>>>

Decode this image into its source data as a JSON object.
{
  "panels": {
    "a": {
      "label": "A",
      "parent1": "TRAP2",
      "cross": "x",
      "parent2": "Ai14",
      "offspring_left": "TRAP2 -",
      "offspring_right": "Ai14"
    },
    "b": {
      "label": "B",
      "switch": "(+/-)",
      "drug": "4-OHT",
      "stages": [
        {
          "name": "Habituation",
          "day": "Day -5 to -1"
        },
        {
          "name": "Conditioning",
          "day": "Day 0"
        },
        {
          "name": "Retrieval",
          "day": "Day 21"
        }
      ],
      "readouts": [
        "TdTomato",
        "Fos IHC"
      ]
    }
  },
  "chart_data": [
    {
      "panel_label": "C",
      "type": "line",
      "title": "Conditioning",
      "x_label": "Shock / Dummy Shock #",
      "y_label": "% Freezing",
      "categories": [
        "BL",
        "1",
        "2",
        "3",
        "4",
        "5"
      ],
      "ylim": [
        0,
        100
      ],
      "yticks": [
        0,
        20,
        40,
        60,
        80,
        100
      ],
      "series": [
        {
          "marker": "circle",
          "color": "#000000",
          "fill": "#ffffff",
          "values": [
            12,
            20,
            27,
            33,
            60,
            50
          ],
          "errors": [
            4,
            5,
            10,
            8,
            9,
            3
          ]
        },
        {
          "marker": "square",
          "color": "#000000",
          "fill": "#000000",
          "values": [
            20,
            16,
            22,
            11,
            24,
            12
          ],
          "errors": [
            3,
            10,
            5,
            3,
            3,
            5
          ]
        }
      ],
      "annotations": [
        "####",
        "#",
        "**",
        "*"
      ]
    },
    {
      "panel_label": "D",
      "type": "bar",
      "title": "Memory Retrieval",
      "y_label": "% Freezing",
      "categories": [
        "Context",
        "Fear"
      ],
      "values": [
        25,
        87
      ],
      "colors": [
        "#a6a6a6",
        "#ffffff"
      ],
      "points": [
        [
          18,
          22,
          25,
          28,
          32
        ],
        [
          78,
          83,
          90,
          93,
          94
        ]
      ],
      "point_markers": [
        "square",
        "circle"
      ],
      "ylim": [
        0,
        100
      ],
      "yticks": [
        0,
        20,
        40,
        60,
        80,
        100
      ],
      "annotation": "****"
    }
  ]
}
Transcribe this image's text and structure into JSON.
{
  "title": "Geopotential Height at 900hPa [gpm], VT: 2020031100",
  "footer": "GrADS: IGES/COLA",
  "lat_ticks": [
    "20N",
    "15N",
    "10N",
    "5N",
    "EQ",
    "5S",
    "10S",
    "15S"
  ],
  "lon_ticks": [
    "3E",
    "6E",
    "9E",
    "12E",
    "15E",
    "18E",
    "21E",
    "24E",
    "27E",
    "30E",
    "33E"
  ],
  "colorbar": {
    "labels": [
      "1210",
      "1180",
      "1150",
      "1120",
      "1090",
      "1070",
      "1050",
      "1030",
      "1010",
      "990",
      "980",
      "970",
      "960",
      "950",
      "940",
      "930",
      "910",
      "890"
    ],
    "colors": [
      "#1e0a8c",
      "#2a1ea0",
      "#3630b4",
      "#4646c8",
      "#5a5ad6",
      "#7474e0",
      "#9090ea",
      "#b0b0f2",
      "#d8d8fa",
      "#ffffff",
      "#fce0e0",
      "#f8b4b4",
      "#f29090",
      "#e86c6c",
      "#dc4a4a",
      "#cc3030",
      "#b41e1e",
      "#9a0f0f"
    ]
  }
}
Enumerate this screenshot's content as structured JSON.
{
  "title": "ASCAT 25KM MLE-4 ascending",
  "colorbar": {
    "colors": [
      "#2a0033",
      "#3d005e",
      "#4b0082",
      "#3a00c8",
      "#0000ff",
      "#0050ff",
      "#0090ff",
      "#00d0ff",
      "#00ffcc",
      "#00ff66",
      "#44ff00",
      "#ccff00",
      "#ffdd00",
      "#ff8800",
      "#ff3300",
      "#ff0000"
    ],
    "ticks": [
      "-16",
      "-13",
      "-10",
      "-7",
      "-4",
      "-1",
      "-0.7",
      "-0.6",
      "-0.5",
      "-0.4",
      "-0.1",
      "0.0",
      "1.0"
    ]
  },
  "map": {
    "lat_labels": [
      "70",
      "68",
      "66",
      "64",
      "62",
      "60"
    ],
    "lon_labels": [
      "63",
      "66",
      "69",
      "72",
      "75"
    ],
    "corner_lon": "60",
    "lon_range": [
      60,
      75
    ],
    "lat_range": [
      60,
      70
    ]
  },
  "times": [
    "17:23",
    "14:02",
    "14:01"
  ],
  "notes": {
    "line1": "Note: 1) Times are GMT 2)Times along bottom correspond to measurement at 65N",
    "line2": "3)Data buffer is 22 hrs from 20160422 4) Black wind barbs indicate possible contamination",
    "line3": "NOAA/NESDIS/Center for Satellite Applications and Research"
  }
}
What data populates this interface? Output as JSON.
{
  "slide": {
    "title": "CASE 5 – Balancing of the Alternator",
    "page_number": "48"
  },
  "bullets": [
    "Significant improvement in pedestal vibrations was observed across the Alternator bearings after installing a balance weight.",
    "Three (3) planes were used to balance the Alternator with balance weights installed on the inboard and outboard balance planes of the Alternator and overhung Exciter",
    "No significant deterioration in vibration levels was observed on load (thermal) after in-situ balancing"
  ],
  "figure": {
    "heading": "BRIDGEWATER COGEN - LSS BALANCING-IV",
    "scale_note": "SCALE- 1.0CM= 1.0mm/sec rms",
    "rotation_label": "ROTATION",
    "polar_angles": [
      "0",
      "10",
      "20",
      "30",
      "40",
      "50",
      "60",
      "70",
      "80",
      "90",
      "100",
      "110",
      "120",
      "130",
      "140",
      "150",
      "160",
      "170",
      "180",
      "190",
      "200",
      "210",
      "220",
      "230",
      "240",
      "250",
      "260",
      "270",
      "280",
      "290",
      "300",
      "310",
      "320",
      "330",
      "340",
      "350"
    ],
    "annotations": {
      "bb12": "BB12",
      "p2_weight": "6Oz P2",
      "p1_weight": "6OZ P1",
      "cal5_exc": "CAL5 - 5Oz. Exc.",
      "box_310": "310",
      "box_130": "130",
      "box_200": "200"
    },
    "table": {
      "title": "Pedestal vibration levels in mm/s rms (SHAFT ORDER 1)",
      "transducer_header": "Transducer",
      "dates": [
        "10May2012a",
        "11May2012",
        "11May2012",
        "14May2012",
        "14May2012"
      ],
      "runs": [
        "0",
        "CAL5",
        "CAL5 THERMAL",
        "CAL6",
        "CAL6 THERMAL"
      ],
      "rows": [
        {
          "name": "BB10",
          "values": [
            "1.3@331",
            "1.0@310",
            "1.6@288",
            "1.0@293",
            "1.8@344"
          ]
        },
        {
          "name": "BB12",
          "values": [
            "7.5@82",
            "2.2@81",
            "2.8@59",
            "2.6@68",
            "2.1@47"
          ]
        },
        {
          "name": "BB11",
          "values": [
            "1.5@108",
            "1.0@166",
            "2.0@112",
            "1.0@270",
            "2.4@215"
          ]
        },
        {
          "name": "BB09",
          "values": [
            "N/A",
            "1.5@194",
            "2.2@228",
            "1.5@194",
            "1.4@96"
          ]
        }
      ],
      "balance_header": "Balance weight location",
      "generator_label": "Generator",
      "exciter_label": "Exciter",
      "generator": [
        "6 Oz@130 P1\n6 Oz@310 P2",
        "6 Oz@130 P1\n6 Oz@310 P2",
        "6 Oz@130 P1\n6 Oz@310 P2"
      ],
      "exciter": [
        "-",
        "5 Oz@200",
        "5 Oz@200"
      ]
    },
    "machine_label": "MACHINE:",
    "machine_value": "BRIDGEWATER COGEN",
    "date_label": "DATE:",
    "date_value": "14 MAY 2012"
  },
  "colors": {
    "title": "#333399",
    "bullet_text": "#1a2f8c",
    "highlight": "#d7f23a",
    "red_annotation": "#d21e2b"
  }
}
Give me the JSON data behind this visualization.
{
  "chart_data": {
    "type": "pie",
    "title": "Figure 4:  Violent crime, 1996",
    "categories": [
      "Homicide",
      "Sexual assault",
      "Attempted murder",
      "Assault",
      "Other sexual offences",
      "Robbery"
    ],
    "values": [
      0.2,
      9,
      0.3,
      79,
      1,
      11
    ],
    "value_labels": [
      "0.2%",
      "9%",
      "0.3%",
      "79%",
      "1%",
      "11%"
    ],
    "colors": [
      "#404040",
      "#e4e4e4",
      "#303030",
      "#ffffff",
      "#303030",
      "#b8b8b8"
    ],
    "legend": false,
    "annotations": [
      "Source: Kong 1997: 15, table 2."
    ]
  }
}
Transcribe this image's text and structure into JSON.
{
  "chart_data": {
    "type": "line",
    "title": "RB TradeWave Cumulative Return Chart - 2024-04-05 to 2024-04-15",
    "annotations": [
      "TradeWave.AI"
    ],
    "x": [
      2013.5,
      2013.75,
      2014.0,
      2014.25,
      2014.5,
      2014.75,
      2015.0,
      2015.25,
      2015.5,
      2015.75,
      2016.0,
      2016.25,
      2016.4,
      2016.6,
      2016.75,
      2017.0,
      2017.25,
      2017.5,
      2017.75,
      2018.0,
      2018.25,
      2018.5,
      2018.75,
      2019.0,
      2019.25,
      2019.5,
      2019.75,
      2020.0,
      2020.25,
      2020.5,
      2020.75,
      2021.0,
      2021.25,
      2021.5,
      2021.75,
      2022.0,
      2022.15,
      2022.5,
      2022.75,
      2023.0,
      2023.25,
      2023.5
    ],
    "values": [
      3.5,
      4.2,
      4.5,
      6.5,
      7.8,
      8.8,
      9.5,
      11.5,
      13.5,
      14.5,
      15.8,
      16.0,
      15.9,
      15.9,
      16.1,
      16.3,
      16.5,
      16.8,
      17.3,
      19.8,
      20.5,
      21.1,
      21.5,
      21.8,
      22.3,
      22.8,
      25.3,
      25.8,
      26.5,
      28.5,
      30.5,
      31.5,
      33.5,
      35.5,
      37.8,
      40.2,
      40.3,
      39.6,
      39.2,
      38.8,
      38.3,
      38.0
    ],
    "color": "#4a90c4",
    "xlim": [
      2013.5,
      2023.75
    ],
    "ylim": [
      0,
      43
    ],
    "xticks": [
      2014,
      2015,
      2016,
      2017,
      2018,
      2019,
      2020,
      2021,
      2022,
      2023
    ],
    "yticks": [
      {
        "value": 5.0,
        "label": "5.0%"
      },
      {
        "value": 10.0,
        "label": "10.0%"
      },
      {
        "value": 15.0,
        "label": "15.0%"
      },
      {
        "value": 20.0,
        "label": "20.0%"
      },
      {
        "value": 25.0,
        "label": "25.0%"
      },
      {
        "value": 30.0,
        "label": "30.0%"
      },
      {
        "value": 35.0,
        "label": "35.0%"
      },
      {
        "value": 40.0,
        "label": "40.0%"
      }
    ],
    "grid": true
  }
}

<<<

Instructions for the task: Which lines contain "annotations"? Copy each of them out.

Solution to the problem:
      "annotations": [
    "annotations": {
    "annotations": [
    "annotations": [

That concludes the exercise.